◆ Task to complete
From the line containing "Serialize everything readable" through the last line of the entries below, repeat each line word for word and leave out the rest.

[Stored entries]
________________________________________
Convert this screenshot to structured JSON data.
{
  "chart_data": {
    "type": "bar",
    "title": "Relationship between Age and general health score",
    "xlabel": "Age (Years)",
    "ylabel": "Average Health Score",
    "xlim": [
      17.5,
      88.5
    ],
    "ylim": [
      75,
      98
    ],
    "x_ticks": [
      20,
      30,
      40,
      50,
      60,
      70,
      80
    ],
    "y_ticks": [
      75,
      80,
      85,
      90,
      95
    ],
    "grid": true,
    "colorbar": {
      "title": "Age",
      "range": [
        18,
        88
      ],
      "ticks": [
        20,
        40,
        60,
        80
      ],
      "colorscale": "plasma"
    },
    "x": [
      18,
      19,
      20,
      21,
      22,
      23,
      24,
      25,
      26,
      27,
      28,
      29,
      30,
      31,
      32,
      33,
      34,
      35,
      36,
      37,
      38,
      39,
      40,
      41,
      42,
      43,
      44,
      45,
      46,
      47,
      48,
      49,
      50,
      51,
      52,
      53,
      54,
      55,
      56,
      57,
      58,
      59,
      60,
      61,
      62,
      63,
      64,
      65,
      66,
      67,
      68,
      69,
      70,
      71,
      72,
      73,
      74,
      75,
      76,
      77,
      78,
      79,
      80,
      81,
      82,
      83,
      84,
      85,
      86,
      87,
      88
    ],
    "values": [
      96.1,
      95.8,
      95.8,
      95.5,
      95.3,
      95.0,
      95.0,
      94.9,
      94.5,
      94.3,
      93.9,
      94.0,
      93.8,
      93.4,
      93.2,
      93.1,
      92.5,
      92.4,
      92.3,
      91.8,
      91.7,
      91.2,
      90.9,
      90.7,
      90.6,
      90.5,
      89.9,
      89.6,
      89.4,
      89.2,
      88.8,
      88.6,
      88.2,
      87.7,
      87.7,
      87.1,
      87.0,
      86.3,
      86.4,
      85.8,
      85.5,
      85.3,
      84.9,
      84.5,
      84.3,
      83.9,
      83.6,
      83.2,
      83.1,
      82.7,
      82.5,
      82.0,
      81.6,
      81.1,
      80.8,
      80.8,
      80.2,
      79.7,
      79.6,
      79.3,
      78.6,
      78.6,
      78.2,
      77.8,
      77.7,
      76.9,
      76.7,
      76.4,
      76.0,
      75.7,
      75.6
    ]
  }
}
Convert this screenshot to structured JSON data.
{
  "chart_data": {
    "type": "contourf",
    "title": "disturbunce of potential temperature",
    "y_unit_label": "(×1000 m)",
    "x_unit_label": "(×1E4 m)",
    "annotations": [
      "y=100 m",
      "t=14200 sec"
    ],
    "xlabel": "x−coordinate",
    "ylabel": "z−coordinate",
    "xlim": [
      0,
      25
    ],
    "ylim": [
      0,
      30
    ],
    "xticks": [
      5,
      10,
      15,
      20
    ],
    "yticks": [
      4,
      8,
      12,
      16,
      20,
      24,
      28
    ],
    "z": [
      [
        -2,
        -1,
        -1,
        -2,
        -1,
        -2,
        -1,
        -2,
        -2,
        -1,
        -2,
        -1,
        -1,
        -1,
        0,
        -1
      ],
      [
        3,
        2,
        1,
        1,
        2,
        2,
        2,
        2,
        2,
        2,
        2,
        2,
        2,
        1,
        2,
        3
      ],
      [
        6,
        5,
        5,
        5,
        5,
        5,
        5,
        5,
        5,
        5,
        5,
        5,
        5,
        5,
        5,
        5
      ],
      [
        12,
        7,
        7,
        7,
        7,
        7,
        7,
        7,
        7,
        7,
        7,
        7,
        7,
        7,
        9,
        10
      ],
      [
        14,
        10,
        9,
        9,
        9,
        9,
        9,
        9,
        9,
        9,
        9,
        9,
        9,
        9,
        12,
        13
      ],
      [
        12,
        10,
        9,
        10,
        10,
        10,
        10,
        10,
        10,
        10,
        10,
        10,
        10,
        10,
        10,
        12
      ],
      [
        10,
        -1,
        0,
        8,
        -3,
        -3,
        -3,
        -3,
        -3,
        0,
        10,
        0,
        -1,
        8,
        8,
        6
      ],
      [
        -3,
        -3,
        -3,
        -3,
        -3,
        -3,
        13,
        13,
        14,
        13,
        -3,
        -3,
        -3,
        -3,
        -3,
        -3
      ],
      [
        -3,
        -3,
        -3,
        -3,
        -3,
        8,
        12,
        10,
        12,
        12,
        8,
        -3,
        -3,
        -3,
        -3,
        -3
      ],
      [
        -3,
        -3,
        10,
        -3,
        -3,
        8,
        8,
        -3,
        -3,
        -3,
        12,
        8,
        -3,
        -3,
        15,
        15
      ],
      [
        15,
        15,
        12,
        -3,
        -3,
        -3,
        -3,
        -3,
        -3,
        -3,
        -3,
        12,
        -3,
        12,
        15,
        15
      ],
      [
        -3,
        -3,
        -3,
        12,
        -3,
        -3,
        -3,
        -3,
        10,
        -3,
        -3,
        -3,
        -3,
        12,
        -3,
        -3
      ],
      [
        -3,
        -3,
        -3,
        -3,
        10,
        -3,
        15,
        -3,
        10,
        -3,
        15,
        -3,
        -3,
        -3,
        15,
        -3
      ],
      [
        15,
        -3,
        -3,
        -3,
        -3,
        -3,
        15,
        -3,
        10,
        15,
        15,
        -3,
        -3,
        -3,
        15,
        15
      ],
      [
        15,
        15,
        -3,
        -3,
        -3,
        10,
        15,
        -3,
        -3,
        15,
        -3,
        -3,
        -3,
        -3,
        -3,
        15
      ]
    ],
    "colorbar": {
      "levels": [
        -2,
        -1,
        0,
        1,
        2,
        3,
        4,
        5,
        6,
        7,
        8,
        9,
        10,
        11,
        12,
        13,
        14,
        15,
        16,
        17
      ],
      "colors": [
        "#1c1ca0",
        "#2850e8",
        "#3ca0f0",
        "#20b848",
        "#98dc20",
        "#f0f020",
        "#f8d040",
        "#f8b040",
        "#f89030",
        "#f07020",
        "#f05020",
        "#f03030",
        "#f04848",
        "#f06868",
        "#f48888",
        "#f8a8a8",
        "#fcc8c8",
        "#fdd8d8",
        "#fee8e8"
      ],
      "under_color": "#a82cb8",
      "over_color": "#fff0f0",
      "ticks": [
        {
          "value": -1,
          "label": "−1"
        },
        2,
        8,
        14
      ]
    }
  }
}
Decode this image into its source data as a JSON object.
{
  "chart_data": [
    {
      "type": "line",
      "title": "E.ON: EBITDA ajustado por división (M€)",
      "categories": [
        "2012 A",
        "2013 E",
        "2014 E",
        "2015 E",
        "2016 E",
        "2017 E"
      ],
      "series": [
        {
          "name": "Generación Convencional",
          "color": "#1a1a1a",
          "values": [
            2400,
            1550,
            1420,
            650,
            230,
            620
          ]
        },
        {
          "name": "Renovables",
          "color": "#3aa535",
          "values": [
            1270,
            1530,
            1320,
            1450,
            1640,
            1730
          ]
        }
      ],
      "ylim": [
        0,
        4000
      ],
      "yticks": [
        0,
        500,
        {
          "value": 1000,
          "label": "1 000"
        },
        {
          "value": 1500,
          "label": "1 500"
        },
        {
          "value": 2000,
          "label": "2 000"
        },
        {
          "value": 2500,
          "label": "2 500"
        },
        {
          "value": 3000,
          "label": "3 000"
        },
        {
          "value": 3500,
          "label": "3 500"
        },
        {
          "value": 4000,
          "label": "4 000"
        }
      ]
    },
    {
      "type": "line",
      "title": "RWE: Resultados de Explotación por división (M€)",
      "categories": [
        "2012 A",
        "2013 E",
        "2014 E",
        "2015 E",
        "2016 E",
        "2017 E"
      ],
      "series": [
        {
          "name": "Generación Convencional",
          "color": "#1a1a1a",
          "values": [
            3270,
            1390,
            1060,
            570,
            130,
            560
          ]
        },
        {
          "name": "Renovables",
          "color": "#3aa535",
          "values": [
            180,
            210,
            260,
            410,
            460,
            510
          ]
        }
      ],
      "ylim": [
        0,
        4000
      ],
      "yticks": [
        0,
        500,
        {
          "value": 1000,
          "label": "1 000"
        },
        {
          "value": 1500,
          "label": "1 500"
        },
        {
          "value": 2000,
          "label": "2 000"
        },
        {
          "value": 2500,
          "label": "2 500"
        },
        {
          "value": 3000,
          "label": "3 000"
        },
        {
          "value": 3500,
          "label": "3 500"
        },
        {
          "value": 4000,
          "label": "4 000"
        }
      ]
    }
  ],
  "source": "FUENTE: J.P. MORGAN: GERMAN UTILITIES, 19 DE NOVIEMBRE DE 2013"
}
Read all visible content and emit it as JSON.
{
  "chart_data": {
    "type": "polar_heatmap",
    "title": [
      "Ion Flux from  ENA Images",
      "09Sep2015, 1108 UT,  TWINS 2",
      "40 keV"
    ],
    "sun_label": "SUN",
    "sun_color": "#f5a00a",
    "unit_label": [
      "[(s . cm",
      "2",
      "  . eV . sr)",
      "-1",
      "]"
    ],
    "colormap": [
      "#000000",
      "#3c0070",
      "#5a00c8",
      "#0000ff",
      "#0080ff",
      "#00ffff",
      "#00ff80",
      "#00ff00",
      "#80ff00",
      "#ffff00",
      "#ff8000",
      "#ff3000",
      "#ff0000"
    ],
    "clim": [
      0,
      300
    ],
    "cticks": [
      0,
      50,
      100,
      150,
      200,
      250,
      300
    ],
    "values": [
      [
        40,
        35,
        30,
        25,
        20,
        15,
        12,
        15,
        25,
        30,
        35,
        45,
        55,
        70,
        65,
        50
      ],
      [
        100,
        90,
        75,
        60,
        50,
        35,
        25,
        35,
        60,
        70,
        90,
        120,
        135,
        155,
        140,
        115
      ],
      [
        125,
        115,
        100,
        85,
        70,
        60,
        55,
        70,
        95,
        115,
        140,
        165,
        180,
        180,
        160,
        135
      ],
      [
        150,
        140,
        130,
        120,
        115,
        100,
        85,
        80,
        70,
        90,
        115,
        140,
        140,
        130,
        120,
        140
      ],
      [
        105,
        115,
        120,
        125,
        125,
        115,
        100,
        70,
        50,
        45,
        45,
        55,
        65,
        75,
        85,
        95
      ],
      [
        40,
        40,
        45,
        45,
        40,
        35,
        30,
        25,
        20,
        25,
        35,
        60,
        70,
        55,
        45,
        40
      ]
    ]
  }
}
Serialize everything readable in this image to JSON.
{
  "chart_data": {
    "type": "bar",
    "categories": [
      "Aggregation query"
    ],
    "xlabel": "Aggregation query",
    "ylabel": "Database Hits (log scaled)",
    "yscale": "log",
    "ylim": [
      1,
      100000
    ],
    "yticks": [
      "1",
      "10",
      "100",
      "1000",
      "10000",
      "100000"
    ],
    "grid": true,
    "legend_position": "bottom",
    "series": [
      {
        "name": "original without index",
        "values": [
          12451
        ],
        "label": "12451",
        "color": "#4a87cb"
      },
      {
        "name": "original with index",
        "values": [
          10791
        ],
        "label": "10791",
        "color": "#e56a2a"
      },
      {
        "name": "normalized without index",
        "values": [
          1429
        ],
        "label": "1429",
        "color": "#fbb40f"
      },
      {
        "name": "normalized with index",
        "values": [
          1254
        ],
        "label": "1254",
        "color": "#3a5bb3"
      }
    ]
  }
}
________________________________________
◆ Task solution
Serialize everything readable in this image to JSON.
{
  "chart_data": {
    "type": "bar",
    "categories": [
      "Aggregation query"
    ],
    "xlabel": "Aggregation query",
    "ylabel": "Database Hits (log scaled)",
    "yscale": "log",
    "ylim": [
      1,
      100000
    ],
    "yticks": [
      "1",
      "10",
      "100",
      "1000",
      "10000",
      "100000"
    ],
    "grid": true,
    "legend_position": "bottom",
    "series": [
      {
        "name": "original without index",
        "values": [
          12451
        ],
        "label": "12451",
        "color": "#4a87cb"
      },
      {
        "name": "original with index",
        "values": [
          10791
        ],
        "label": "10791",
        "color": "#e56a2a"
      },
      {
        "name": "normalized without index",
        "values": [
          1429
        ],
        "label": "1429",
        "color": "#fbb40f"
      },
      {
        "name": "normalized with index",
        "values": [
          1254
        ],
        "label": "1254",
        "color": "#3a5bb3"
      }
    ]
  }
}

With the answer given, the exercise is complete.